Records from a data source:
++++++++++++++++++++

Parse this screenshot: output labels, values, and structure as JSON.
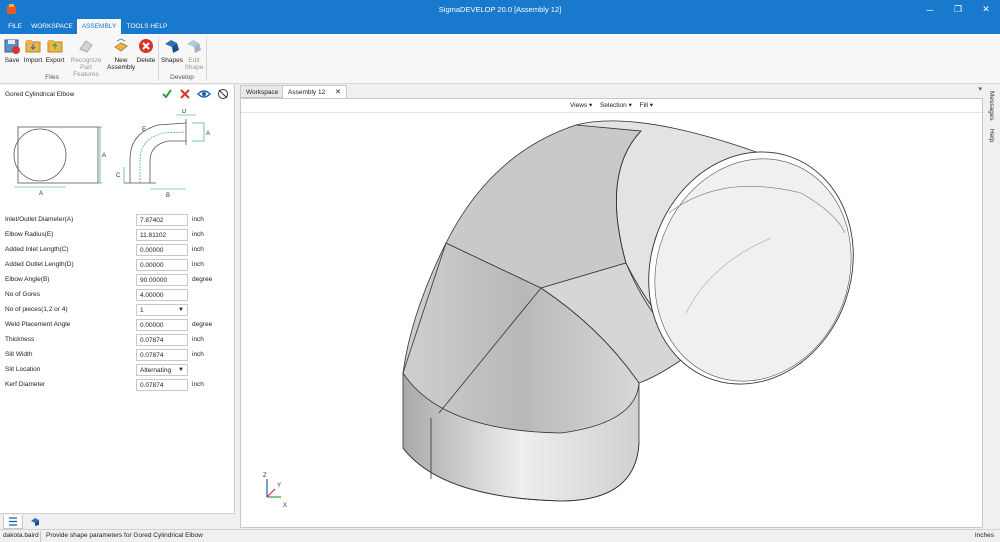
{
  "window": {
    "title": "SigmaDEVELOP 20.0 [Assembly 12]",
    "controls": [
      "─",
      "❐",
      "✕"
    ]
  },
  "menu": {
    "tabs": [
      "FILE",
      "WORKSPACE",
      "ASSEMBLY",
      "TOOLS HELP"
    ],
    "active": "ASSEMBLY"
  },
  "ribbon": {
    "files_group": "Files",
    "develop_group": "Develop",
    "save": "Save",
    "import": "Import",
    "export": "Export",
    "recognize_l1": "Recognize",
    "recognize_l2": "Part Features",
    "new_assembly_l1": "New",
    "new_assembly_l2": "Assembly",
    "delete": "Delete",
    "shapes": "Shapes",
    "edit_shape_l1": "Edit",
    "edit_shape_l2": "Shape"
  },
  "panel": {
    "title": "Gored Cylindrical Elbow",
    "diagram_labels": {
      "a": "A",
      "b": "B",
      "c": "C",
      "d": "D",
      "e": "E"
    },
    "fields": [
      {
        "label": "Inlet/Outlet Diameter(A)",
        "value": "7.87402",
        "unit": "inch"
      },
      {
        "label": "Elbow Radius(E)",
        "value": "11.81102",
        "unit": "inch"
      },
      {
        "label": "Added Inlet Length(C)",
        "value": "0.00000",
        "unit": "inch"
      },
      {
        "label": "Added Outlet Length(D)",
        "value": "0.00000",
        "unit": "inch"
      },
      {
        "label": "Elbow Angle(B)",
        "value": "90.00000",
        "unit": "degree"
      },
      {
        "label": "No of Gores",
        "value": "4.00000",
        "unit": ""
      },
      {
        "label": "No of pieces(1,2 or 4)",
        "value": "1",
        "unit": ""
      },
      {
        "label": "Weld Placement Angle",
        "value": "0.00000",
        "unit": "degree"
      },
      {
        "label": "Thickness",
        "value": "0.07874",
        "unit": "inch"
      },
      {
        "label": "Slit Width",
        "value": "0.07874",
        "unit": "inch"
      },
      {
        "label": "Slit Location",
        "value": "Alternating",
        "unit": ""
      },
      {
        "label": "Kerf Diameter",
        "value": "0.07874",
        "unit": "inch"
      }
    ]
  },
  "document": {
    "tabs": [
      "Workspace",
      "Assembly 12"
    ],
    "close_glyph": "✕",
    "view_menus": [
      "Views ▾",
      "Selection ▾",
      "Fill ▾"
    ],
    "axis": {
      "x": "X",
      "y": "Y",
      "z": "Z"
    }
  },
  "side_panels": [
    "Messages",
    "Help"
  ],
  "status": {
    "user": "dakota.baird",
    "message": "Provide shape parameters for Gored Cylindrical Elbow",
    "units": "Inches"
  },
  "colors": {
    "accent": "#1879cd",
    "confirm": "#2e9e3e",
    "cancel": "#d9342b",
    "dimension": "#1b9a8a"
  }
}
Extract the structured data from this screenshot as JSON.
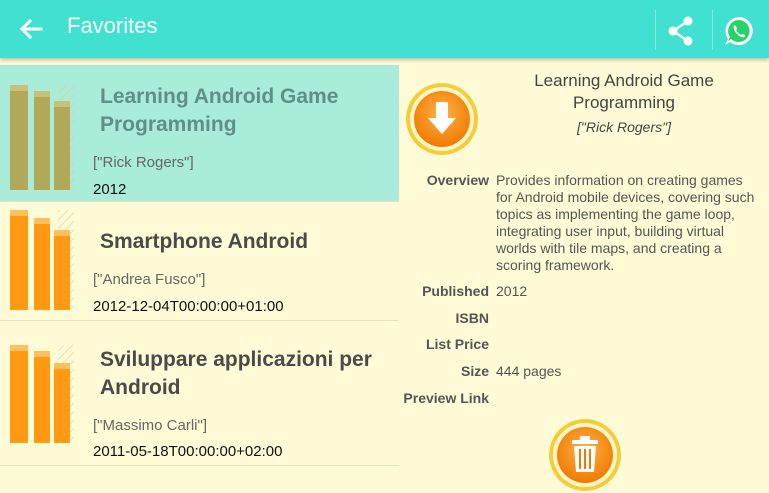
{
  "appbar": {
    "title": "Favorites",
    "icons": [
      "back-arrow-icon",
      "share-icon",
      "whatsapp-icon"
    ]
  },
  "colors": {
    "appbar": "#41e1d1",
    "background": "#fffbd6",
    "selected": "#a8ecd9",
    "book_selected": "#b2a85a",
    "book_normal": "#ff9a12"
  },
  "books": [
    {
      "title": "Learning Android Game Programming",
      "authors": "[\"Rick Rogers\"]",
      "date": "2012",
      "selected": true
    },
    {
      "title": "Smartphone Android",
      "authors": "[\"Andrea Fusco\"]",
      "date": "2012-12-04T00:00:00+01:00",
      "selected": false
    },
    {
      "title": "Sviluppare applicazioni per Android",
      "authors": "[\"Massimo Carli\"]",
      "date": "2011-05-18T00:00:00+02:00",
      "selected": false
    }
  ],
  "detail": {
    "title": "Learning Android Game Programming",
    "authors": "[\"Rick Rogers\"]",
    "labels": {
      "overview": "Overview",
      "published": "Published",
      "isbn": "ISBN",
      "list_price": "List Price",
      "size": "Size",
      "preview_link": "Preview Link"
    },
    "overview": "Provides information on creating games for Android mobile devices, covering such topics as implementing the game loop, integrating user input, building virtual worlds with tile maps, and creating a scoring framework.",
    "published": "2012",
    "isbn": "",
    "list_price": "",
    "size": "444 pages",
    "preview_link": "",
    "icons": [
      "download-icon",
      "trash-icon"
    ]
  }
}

++++++++++++++++++++

## Exercise brief
Report the number of lines in the listing where the string "authors" appears, and nothing besides.

## Exercise result
4